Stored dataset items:
++++++++++++++++++++

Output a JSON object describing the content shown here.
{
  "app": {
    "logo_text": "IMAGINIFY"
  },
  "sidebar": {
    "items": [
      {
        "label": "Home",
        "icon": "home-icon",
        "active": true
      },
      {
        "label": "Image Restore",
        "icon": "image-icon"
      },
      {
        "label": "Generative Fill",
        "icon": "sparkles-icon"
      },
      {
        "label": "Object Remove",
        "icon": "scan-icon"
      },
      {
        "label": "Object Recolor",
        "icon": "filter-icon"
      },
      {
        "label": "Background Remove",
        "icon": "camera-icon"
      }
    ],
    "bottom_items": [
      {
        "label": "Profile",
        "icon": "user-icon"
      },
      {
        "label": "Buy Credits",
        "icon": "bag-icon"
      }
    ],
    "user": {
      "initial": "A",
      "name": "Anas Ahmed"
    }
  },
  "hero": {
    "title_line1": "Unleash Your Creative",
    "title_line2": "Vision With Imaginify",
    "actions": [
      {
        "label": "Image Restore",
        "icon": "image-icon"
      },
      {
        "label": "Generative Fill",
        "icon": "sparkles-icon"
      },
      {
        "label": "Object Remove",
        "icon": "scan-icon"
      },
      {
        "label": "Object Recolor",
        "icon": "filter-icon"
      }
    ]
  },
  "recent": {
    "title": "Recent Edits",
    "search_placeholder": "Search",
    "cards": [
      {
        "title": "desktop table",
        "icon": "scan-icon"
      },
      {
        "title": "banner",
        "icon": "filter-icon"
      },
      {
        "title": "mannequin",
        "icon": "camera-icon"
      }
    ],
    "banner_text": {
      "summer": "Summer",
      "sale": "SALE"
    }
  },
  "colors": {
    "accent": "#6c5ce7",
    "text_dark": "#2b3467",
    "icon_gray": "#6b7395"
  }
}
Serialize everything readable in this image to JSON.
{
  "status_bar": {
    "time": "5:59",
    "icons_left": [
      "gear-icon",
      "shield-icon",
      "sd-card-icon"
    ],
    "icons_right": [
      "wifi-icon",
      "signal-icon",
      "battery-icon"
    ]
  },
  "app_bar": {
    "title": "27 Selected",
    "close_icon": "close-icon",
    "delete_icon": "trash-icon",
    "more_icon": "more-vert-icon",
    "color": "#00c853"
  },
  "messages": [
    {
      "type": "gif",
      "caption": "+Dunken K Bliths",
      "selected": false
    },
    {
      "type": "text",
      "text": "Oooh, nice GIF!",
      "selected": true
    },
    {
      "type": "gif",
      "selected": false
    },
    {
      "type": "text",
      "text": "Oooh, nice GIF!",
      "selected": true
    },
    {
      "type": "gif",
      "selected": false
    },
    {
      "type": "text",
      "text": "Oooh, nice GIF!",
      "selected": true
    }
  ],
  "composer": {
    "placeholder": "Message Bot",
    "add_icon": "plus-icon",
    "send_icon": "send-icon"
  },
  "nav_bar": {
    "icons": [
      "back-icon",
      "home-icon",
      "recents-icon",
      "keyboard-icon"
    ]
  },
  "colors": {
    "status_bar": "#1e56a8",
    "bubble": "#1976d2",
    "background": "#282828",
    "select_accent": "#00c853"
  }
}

++++++++++++++++++++

- Your task: Scan the lines for the string "JSON". Copy out each line that matches.

- Reply:
Output a JSON object describing the content shown here.
Serialize everything readable in this image to JSON.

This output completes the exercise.